──────── RECORDS SHOWN ────────

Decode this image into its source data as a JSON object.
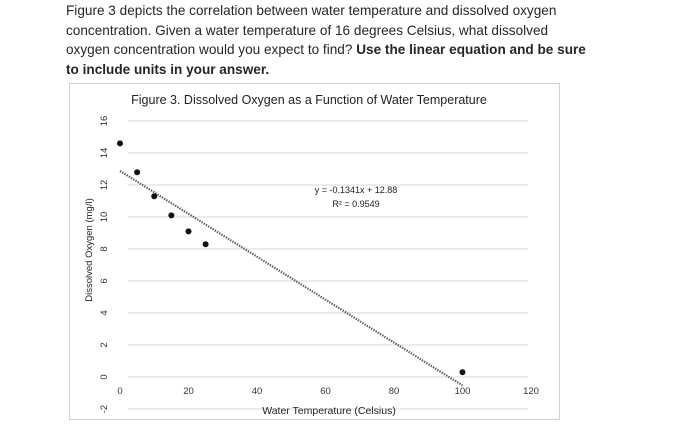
{
  "question": {
    "text": "Figure 3 depicts the correlation between water temperature and dissolved oxygen concentration. Given a water temperature of 16 degrees Celsius, what dissolved oxygen concentration would you expect to find?",
    "bold": "Use the linear equation and be sure to include units in your answer."
  },
  "chart_data": {
    "type": "scatter",
    "title": "Figure 3. Dissolved Oxygen as a Function of Water Temperature",
    "xlabel": "Water Temperature (Celsius)",
    "ylabel": "Dissolved Oxygen (mg/l)",
    "xlim": [
      0,
      120
    ],
    "ylim": [
      -2,
      16
    ],
    "x_ticks": [
      "0",
      "20",
      "40",
      "60",
      "80",
      "100",
      "120"
    ],
    "y_ticks": [
      "-2",
      "0",
      "2",
      "4",
      "6",
      "8",
      "10",
      "12",
      "14",
      "16"
    ],
    "grid": true,
    "points": [
      {
        "x": 0,
        "y": 14.6
      },
      {
        "x": 5,
        "y": 12.8
      },
      {
        "x": 10,
        "y": 11.3
      },
      {
        "x": 15,
        "y": 10.1
      },
      {
        "x": 20,
        "y": 9.1
      },
      {
        "x": 25,
        "y": 8.3
      },
      {
        "x": 100,
        "y": 0.3
      }
    ],
    "trendline": {
      "slope": -0.1341,
      "intercept": 12.88,
      "x_range": [
        0,
        100
      ],
      "equation_label": "y = -0.1341x + 12.88",
      "r2_label": "R² = 0.9549",
      "style": "dotted",
      "color": "#5a5a5a"
    },
    "point_color": "#111111"
  }
}
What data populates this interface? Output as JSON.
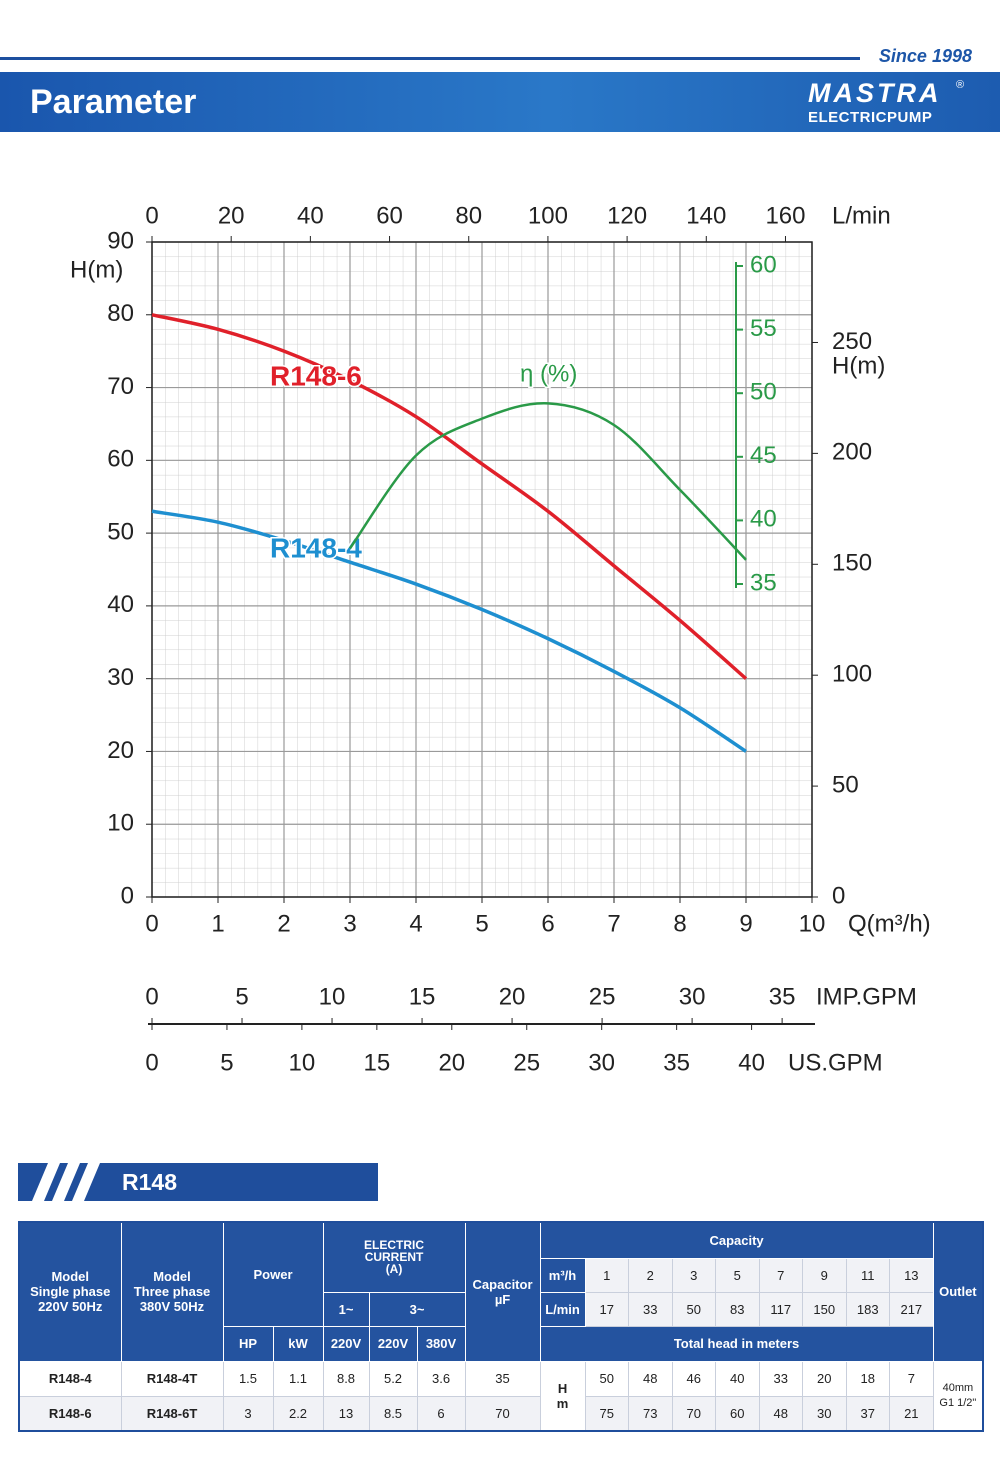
{
  "header": {
    "since": "Since 1998",
    "title": "Parameter",
    "brand": "MASTRA",
    "registered": "®",
    "brand_sub": "ELECTRICPUMP"
  },
  "chart_data": {
    "type": "line",
    "x_label": "Q(m³/h)",
    "xlim": [
      0,
      10
    ],
    "xticks": [
      0,
      1,
      2,
      3,
      4,
      5,
      6,
      7,
      8,
      9,
      10
    ],
    "y_label": "H(m)",
    "ylim": [
      0,
      90
    ],
    "yticks": [
      0,
      10,
      20,
      30,
      40,
      50,
      60,
      70,
      80,
      90
    ],
    "y2_label": "H(m)",
    "y2lim": [
      0,
      295.3
    ],
    "y2ticks": [
      0,
      50,
      100,
      150,
      200,
      250
    ],
    "x2_label": "L/min",
    "x2lim": [
      0,
      166.7
    ],
    "x2ticks": [
      0,
      20,
      40,
      60,
      80,
      100,
      120,
      140,
      160
    ],
    "x3_label": "IMP.GPM",
    "x3lim": [
      0,
      36.66
    ],
    "x3ticks": [
      0,
      5,
      10,
      15,
      20,
      25,
      30,
      35
    ],
    "x4_label": "US.GPM",
    "x4lim": [
      0,
      44.03
    ],
    "x4ticks": [
      0,
      5,
      10,
      15,
      20,
      25,
      30,
      35,
      40
    ],
    "eff_axis": {
      "lim": [
        35,
        60
      ],
      "ticks": [
        35,
        40,
        45,
        50,
        55,
        60
      ],
      "color": "#2a9a48"
    },
    "grid": true,
    "x": [
      0,
      1,
      2,
      3,
      4,
      5,
      6,
      7,
      8,
      9
    ],
    "series": [
      {
        "name": "R148-6",
        "color": "#e0202a",
        "values": [
          80,
          78,
          75,
          71,
          66,
          59.5,
          53,
          45.5,
          38,
          30
        ]
      },
      {
        "name": "R148-4",
        "color": "#1e8fd0",
        "values": [
          53,
          51.5,
          49,
          46,
          43,
          39.5,
          35.5,
          31,
          26,
          20
        ]
      },
      {
        "name": "η (%)",
        "color": "#2a9a48",
        "axis": "eff",
        "values": [
          null,
          null,
          null,
          37.8,
          45.1,
          48,
          49.2,
          47.5,
          42.4,
          36.9
        ]
      }
    ]
  },
  "table": {
    "title": "R148",
    "head": {
      "model_single": [
        "Model",
        "Single phase",
        "220V 50Hz"
      ],
      "model_three": [
        "Model",
        "Three phase",
        "380V 50Hz"
      ],
      "power": "Power",
      "current": [
        "ELECTRIC",
        "CURRENT",
        "(A)"
      ],
      "phase1": "1~",
      "phase3": "3~",
      "hp": "HP",
      "kw": "kW",
      "v1": "220V",
      "v2": "220V",
      "v3": "380V",
      "capacitor": [
        "Capacitor",
        "µF"
      ],
      "capacity": "Capacity",
      "flow_m3h": {
        "label": "m³/h",
        "values": [
          1,
          2,
          3,
          5,
          7,
          9,
          11,
          13
        ]
      },
      "flow_lmin": {
        "label": "L/min",
        "values": [
          17,
          33,
          50,
          83,
          117,
          150,
          183,
          217
        ]
      },
      "total_head": "Total head in meters",
      "head_unit": [
        "H",
        "m"
      ],
      "outlet": "Outlet"
    },
    "rows": [
      {
        "model_single": "R148-4",
        "model_three": "R148-4T",
        "hp": 1.5,
        "kw": 1.1,
        "a1": 8.8,
        "a2": 5.2,
        "a3": 3.6,
        "capacitor": 35,
        "heads": [
          50,
          48,
          46,
          40,
          33,
          20,
          18,
          7
        ]
      },
      {
        "model_single": "R148-6",
        "model_three": "R148-6T",
        "hp": 3,
        "kw": 2.2,
        "a1": 13,
        "a2": 8.5,
        "a3": 6,
        "capacitor": 70,
        "heads": [
          75,
          73,
          70,
          60,
          48,
          30,
          37,
          21
        ]
      }
    ],
    "outlet": [
      "40mm",
      "G1 1/2\""
    ]
  }
}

────────

» **WHAT YOU SHOULD DO**
Omit any images, then output the listing exactly.

» **PROBLEM SOLUTION**
Decode this image into its source data as a JSON object.
{
  "question": {
    "text": "Figure 3 depicts the correlation between water temperature and dissolved oxygen concentration. Given a water temperature of 16 degrees Celsius, what dissolved oxygen concentration would you expect to find?",
    "bold": "Use the linear equation and be sure to include units in your answer."
  },
  "chart_data": {
    "type": "scatter",
    "title": "Figure 3. Dissolved Oxygen as a Function of Water Temperature",
    "xlabel": "Water Temperature (Celsius)",
    "ylabel": "Dissolved Oxygen (mg/l)",
    "xlim": [
      0,
      120
    ],
    "ylim": [
      -2,
      16
    ],
    "x_ticks": [
      "0",
      "20",
      "40",
      "60",
      "80",
      "100",
      "120"
    ],
    "y_ticks": [
      "-2",
      "0",
      "2",
      "4",
      "6",
      "8",
      "10",
      "12",
      "14",
      "16"
    ],
    "grid": true,
    "points": [
      {
        "x": 0,
        "y": 14.6
      },
      {
        "x": 5,
        "y": 12.8
      },
      {
        "x": 10,
        "y": 11.3
      },
      {
        "x": 15,
        "y": 10.1
      },
      {
        "x": 20,
        "y": 9.1
      },
      {
        "x": 25,
        "y": 8.3
      },
      {
        "x": 100,
        "y": 0.3
      }
    ],
    "trendline": {
      "slope": -0.1341,
      "intercept": 12.88,
      "x_range": [
        0,
        100
      ],
      "equation_label": "y = -0.1341x + 12.88",
      "r2_label": "R² = 0.9549",
      "style": "dotted",
      "color": "#5a5a5a"
    },
    "point_color": "#111111"
  }
}
What data populates this interface? Output as JSON.
{
  "header": {
    "since": "Since 1998",
    "title": "Parameter",
    "brand": "MASTRA",
    "registered": "®",
    "brand_sub": "ELECTRICPUMP"
  },
  "chart_data": {
    "type": "line",
    "x_label": "Q(m³/h)",
    "xlim": [
      0,
      10
    ],
    "xticks": [
      0,
      1,
      2,
      3,
      4,
      5,
      6,
      7,
      8,
      9,
      10
    ],
    "y_label": "H(m)",
    "ylim": [
      0,
      90
    ],
    "yticks": [
      0,
      10,
      20,
      30,
      40,
      50,
      60,
      70,
      80,
      90
    ],
    "y2_label": "H(m)",
    "y2lim": [
      0,
      295.3
    ],
    "y2ticks": [
      0,
      50,
      100,
      150,
      200,
      250
    ],
    "x2_label": "L/min",
    "x2lim": [
      0,
      166.7
    ],
    "x2ticks": [
      0,
      20,
      40,
      60,
      80,
      100,
      120,
      140,
      160
    ],
    "x3_label": "IMP.GPM",
    "x3lim": [
      0,
      36.66
    ],
    "x3ticks": [
      0,
      5,
      10,
      15,
      20,
      25,
      30,
      35
    ],
    "x4_label": "US.GPM",
    "x4lim": [
      0,
      44.03
    ],
    "x4ticks": [
      0,
      5,
      10,
      15,
      20,
      25,
      30,
      35,
      40
    ],
    "eff_axis": {
      "lim": [
        35,
        60
      ],
      "ticks": [
        35,
        40,
        45,
        50,
        55,
        60
      ],
      "color": "#2a9a48"
    },
    "grid": true,
    "x": [
      0,
      1,
      2,
      3,
      4,
      5,
      6,
      7,
      8,
      9
    ],
    "series": [
      {
        "name": "R148-6",
        "color": "#e0202a",
        "values": [
          80,
          78,
          75,
          71,
          66,
          59.5,
          53,
          45.5,
          38,
          30
        ]
      },
      {
        "name": "R148-4",
        "color": "#1e8fd0",
        "values": [
          53,
          51.5,
          49,
          46,
          43,
          39.5,
          35.5,
          31,
          26,
          20
        ]
      },
      {
        "name": "η (%)",
        "color": "#2a9a48",
        "axis": "eff",
        "values": [
          null,
          null,
          null,
          37.8,
          45.1,
          48,
          49.2,
          47.5,
          42.4,
          36.9
        ]
      }
    ]
  },
  "table": {
    "title": "R148",
    "head": {
      "model_single": [
        "Model",
        "Single phase",
        "220V 50Hz"
      ],
      "model_three": [
        "Model",
        "Three phase",
        "380V 50Hz"
      ],
      "power": "Power",
      "current": [
        "ELECTRIC",
        "CURRENT",
        "(A)"
      ],
      "phase1": "1~",
      "phase3": "3~",
      "hp": "HP",
      "kw": "kW",
      "v1": "220V",
      "v2": "220V",
      "v3": "380V",
      "capacitor": [
        "Capacitor",
        "µF"
      ],
      "capacity": "Capacity",
      "flow_m3h": {
        "label": "m³/h",
        "values": [
          1,
          2,
          3,
          5,
          7,
          9,
          11,
          13
        ]
      },
      "flow_lmin": {
        "label": "L/min",
        "values": [
          17,
          33,
          50,
          83,
          117,
          150,
          183,
          217
        ]
      },
      "total_head": "Total head in meters",
      "head_unit": [
        "H",
        "m"
      ],
      "outlet": "Outlet"
    },
    "rows": [
      {
        "model_single": "R148-4",
        "model_three": "R148-4T",
        "hp": 1.5,
        "kw": 1.1,
        "a1": 8.8,
        "a2": 5.2,
        "a3": 3.6,
        "capacitor": 35,
        "heads": [
          50,
          48,
          46,
          40,
          33,
          20,
          18,
          7
        ]
      },
      {
        "model_single": "R148-6",
        "model_three": "R148-6T",
        "hp": 3,
        "kw": 2.2,
        "a1": 13,
        "a2": 8.5,
        "a3": 6,
        "capacitor": 70,
        "heads": [
          75,
          73,
          70,
          60,
          48,
          30,
          37,
          21
        ]
      }
    ],
    "outlet": [
      "40mm",
      "G1 1/2\""
    ]
  }
}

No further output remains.